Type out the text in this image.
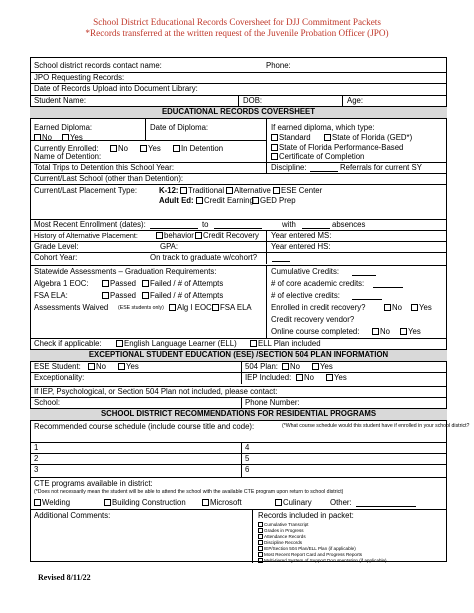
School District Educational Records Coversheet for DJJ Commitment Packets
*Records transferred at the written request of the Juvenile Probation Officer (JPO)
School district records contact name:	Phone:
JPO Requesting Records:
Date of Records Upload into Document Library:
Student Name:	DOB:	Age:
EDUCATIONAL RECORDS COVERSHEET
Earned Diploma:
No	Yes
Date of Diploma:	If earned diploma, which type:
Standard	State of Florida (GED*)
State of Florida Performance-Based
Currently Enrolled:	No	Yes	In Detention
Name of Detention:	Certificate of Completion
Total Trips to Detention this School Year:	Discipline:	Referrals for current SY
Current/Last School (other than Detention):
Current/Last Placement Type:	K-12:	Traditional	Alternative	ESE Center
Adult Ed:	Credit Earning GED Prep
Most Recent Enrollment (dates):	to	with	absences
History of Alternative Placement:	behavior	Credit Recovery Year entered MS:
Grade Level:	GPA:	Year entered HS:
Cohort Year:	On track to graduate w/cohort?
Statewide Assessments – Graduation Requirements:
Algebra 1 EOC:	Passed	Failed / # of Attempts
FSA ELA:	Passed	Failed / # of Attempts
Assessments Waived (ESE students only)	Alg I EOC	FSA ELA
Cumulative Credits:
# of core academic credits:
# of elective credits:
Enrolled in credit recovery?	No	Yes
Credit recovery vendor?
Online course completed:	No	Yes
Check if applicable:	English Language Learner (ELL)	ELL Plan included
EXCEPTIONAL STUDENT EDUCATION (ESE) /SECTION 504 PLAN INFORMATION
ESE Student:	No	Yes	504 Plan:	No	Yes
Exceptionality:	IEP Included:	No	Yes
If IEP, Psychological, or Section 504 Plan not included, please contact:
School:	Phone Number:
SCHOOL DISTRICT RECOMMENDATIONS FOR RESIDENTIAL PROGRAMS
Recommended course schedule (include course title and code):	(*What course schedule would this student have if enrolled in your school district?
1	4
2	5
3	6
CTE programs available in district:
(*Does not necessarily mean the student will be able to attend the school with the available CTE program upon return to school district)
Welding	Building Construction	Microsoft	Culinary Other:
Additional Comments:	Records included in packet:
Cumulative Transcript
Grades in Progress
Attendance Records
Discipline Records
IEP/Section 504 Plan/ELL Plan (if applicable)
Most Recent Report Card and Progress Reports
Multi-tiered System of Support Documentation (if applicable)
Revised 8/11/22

================================

Every line of text is to be repeated exactly; pictures are left out.

ANSWER IN FULL >>
Type out the text in this image.
School District Educational Records Coversheet for DJJ Commitment Packets
*Records transferred at the written request of the Juvenile Probation Officer (JPO)
School district records contact name:	Phone:
JPO Requesting Records:
Date of Records Upload into Document Library:
Student Name:	DOB:	Age:
EDUCATIONAL RECORDS COVERSHEET
Earned Diploma:
No	Yes
Date of Diploma:	If earned diploma, which type:
Standard	State of Florida (GED*)
State of Florida Performance-Based
Currently Enrolled:	No	Yes	In Detention
Name of Detention:	Certificate of Completion
Total Trips to Detention this School Year:	Discipline:	Referrals for current SY
Current/Last School (other than Detention):
Current/Last Placement Type:	K-12:	Traditional	Alternative	ESE Center
Adult Ed:	Credit Earning GED Prep
Most Recent Enrollment (dates):	to	with	absences
History of Alternative Placement:	behavior	Credit Recovery Year entered MS:
Grade Level:	GPA:	Year entered HS:
Cohort Year:	On track to graduate w/cohort?
Statewide Assessments – Graduation Requirements:
Algebra 1 EOC:	Passed	Failed / # of Attempts
FSA ELA:	Passed	Failed / # of Attempts
Assessments Waived (ESE students only)	Alg I EOC	FSA ELA
Cumulative Credits:
# of core academic credits:
# of elective credits:
Enrolled in credit recovery?	No	Yes
Credit recovery vendor?
Online course completed:	No	Yes
Check if applicable:	English Language Learner (ELL)	ELL Plan included
EXCEPTIONAL STUDENT EDUCATION (ESE) /SECTION 504 PLAN INFORMATION
ESE Student:	No	Yes	504 Plan:	No	Yes
Exceptionality:	IEP Included:	No	Yes
If IEP, Psychological, or Section 504 Plan not included, please contact:
School:	Phone Number:
SCHOOL DISTRICT RECOMMENDATIONS FOR RESIDENTIAL PROGRAMS
Recommended course schedule (include course title and code):	(*What course schedule would this student have if enrolled in your school district?
1	4
2	5
3	6
CTE programs available in district:
(*Does not necessarily mean the student will be able to attend the school with the available CTE program upon return to school district)
Welding	Building Construction	Microsoft	Culinary Other:
Additional Comments:	Records included in packet:
Cumulative Transcript
Grades in Progress
Attendance Records
Discipline Records
IEP/Section 504 Plan/ELL Plan (if applicable)
Most Recent Report Card and Progress Reports
Multi-tiered System of Support Documentation (if applicable)
Revised 8/11/22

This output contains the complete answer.